**** Supplied data ****

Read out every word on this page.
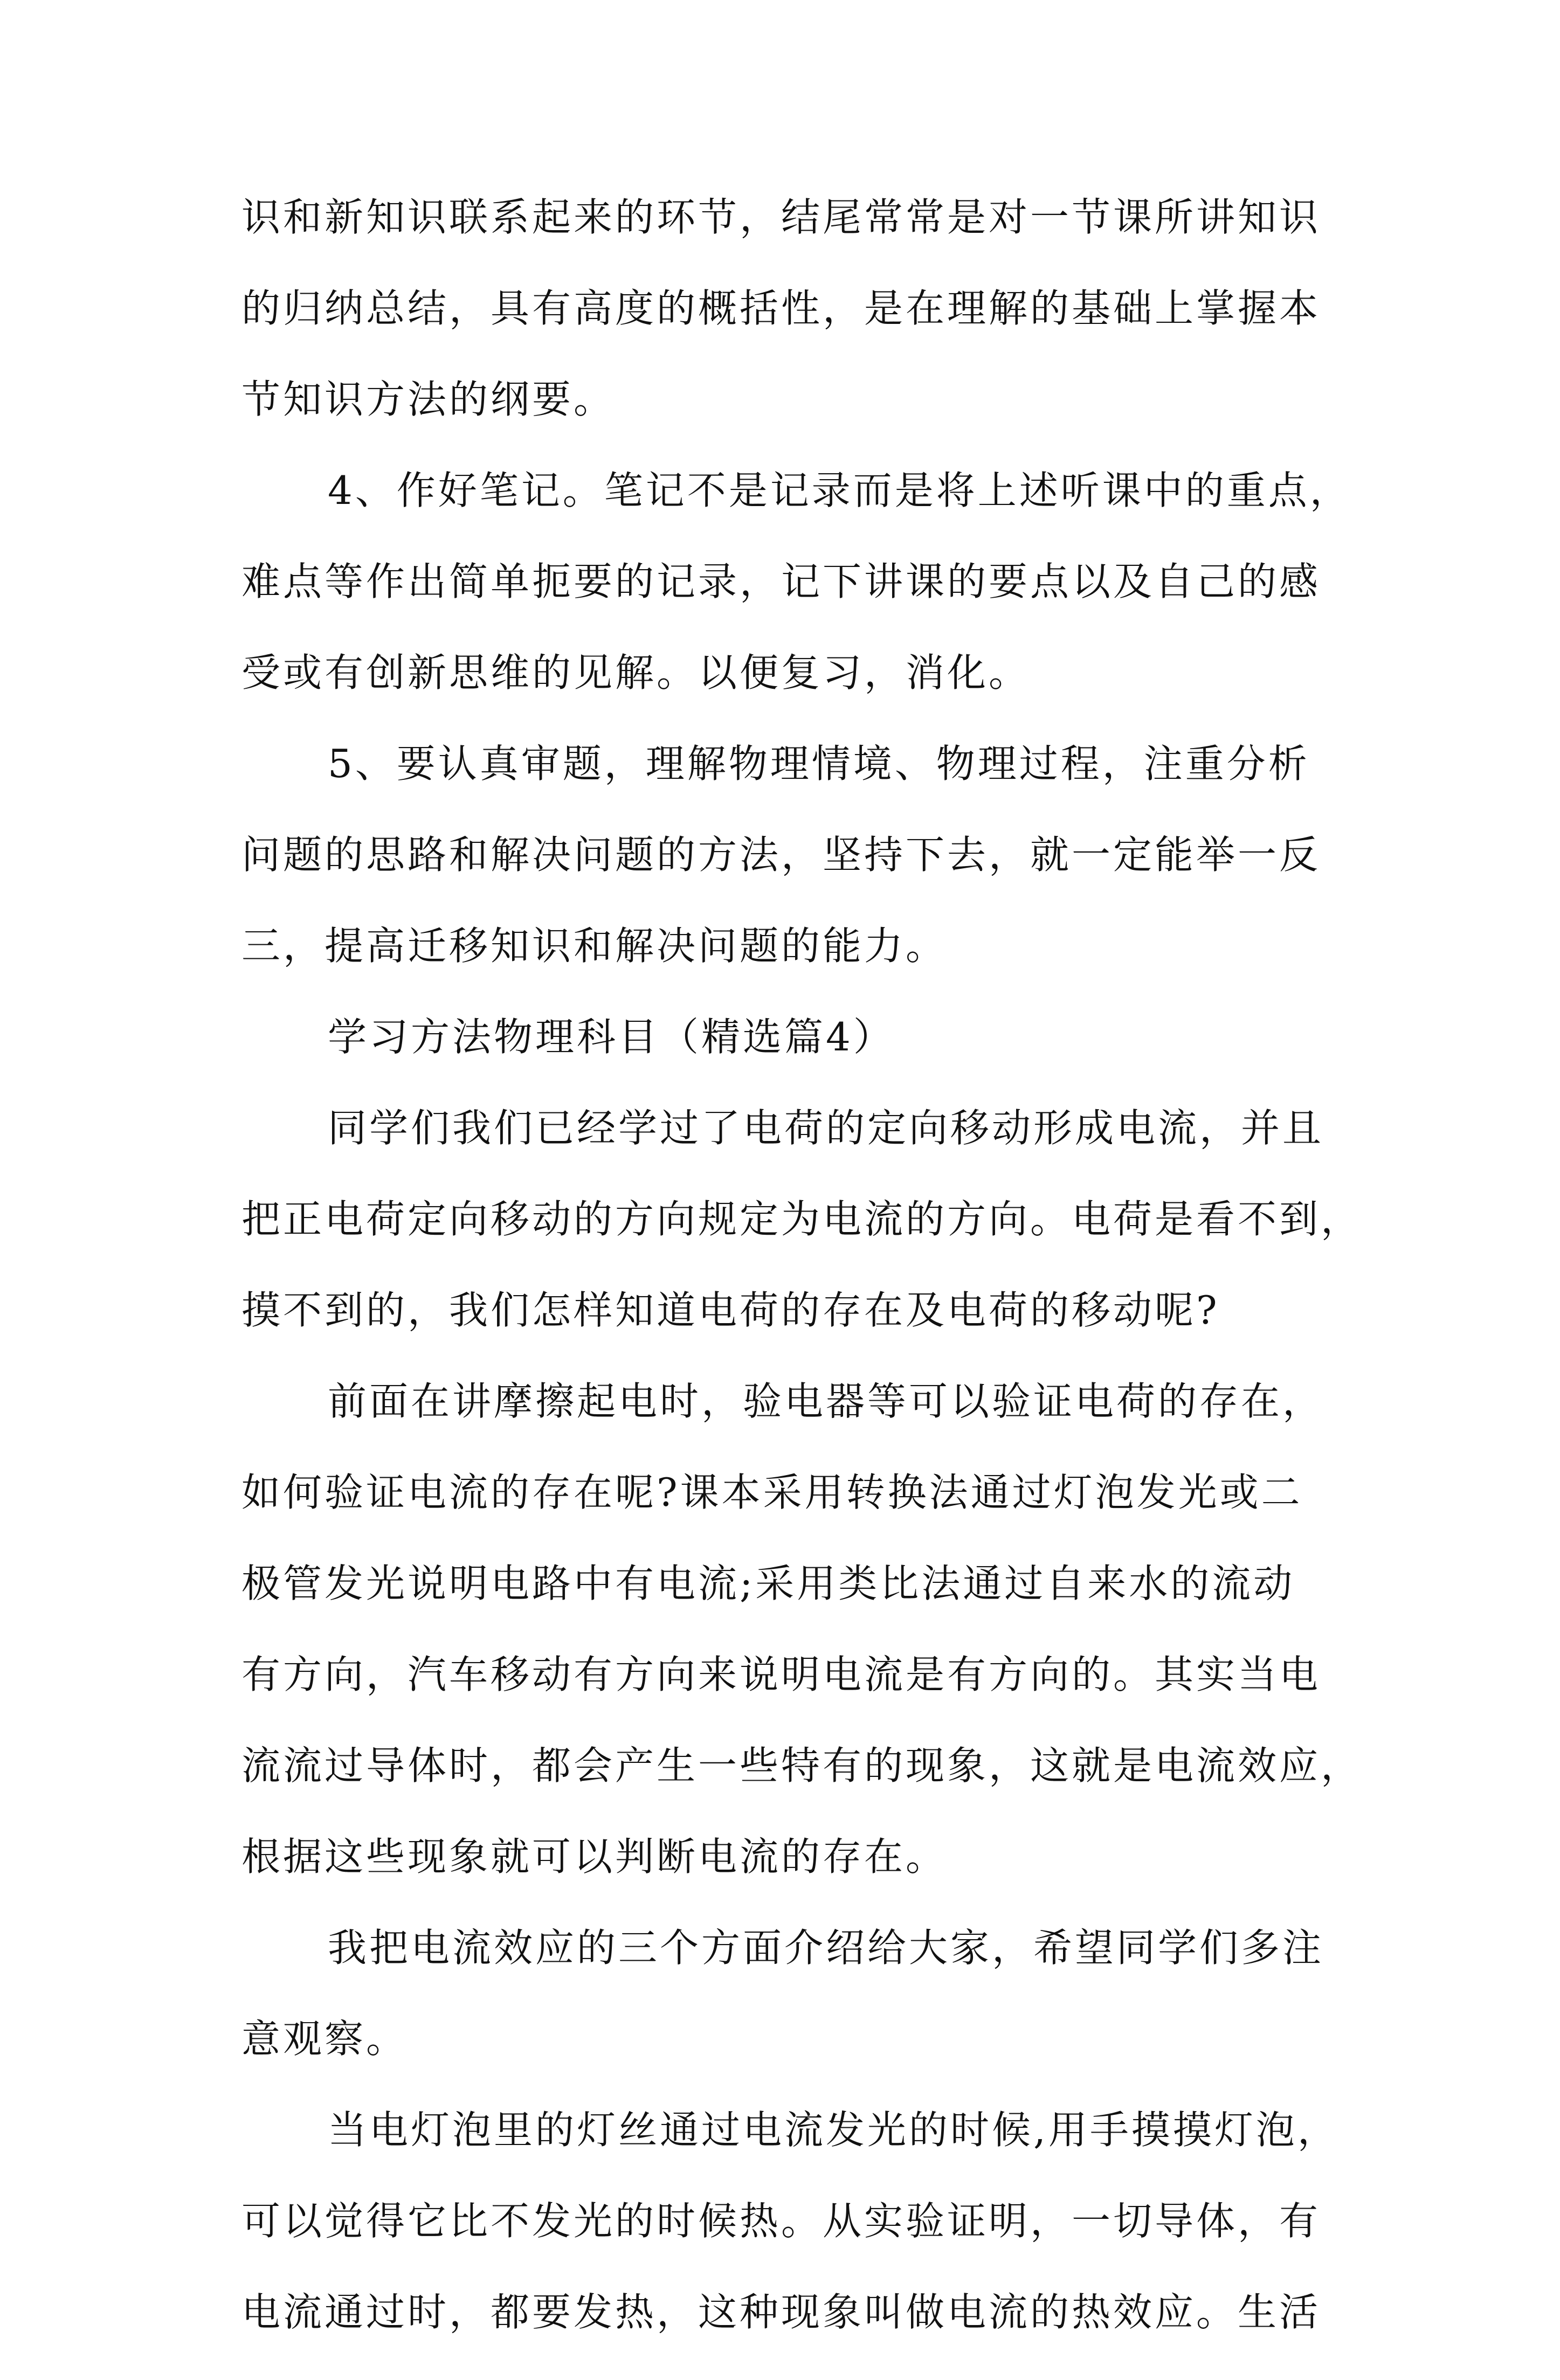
识和新知识联系起来的环节，结尾常常是对一节课所讲知识
的归纳总结，具有高度的概括性，是在理解的基础上掌握本
节知识方法的纲要。
4、作好笔记。笔记不是记录而是将上述听课中的重点，
难点等作出简单扼要的记录，记下讲课的要点以及自己的感
受或有创新思维的见解。以便复习，消化。
5、要认真审题，理解物理情境、物理过程，注重分析
问题的思路和解决问题的方法，坚持下去，就一定能举一反
三，提高迁移知识和解决问题的能力。
学习方法物理科目（精选篇4）
同学们我们已经学过了电荷的定向移动形成电流，并且
把正电荷定向移动的方向规定为电流的方向。电荷是看不到，
摸不到的，我们怎样知道电荷的存在及电荷的移动呢?
前面在讲摩擦起电时，验电器等可以验证电荷的存在，
如何验证电流的存在呢?课本采用转换法通过灯泡发光或二
极管发光说明电路中有电流;采用类比法通过自来水的流动
有方向，汽车移动有方向来说明电流是有方向的。其实当电
流流过导体时，都会产生一些特有的现象，这就是电流效应，
根据这些现象就可以判断电流的存在。
我把电流效应的三个方面介绍给大家，希望同学们多注
意观察。
当电灯泡里的灯丝通过电流发光的时候,用手摸摸灯泡，
可以觉得它比不发光的时候热。从实验证明，一切导体，有
电流通过时，都要发热，这种现象叫做电流的热效应。生活
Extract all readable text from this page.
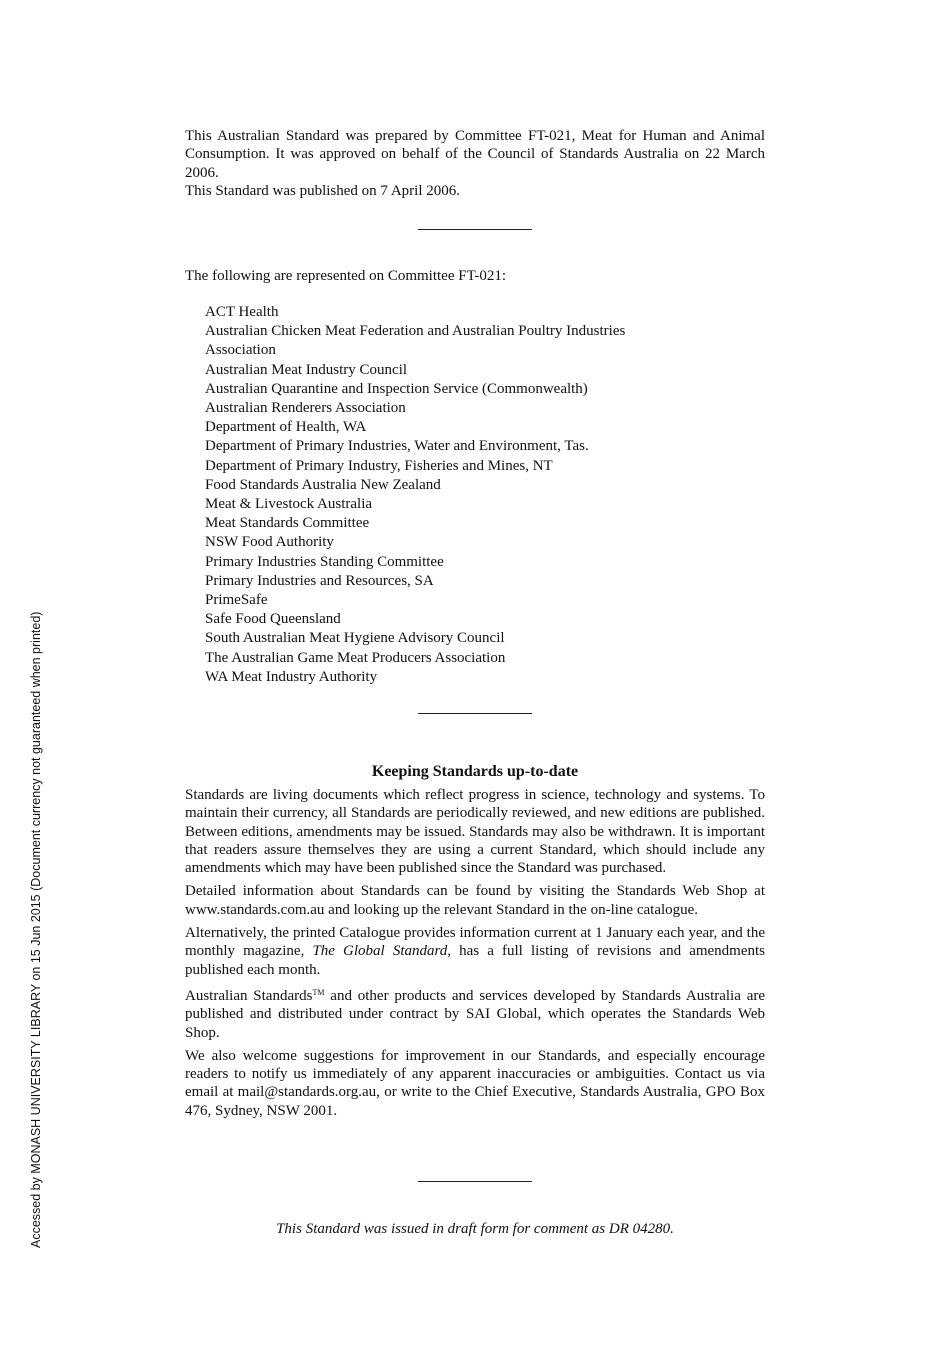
This Australian Standard was prepared by Committee FT-021, Meat for Human and Animal Consumption. It was approved on behalf of the Council of Standards Australia on 22 March 2006.

This Standard was published on 7 April 2006.

The following are represented on Committee FT-021:
ACT Health
Australian Chicken Meat Federation and Australian Poultry Industries Association
Australian Meat Industry Council
Australian Quarantine and Inspection Service (Commonwealth)
Australian Renderers Association
Department of Health, WA
Department of Primary Industries, Water and Environment, Tas.
Department of Primary Industry, Fisheries and Mines, NT
Food Standards Australia New Zealand
Meat & Livestock Australia
Meat Standards Committee
NSW Food Authority
Primary Industries Standing Committee
Primary Industries and Resources, SA
PrimeSafe
Safe Food Queensland
South Australian Meat Hygiene Advisory Council
The Australian Game Meat Producers Association
WA Meat Industry Authority
Keeping Standards up-to-date

Standards are living documents which reflect progress in science, technology and systems. To maintain their currency, all Standards are periodically reviewed, and new editions are published. Between editions, amendments may be issued. Standards may also be withdrawn. It is important that readers assure themselves they are using a current Standard, which should include any amendments which may have been published since the Standard was purchased.

Detailed information about Standards can be found by visiting the Standards Web Shop at www.standards.com.au and looking up the relevant Standard in the on-line catalogue.

Alternatively, the printed Catalogue provides information current at 1 January each year, and the monthly magazine, The Global Standard, has a full listing of revisions and amendments published each month.

Australian Standards™ and other products and services developed by Standards Australia are published and distributed under contract by SAI Global, which operates the Standards Web Shop.

We also welcome suggestions for improvement in our Standards, and especially encourage readers to notify us immediately of any apparent inaccuracies or ambiguities. Contact us via email at mail@standards.org.au, or write to the Chief Executive, Standards Australia, GPO Box 476, Sydney, NSW 2001.

This Standard was issued in draft form for comment as DR 04280.
Accessed by MONASH UNIVERSITY LIBRARY on 15 Jun 2015 (Document currency not guaranteed when printed)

****

# [Directions]
How many of the listing's lines contain "Standards"? Respond with a single number and nothing else.

# [The result]
8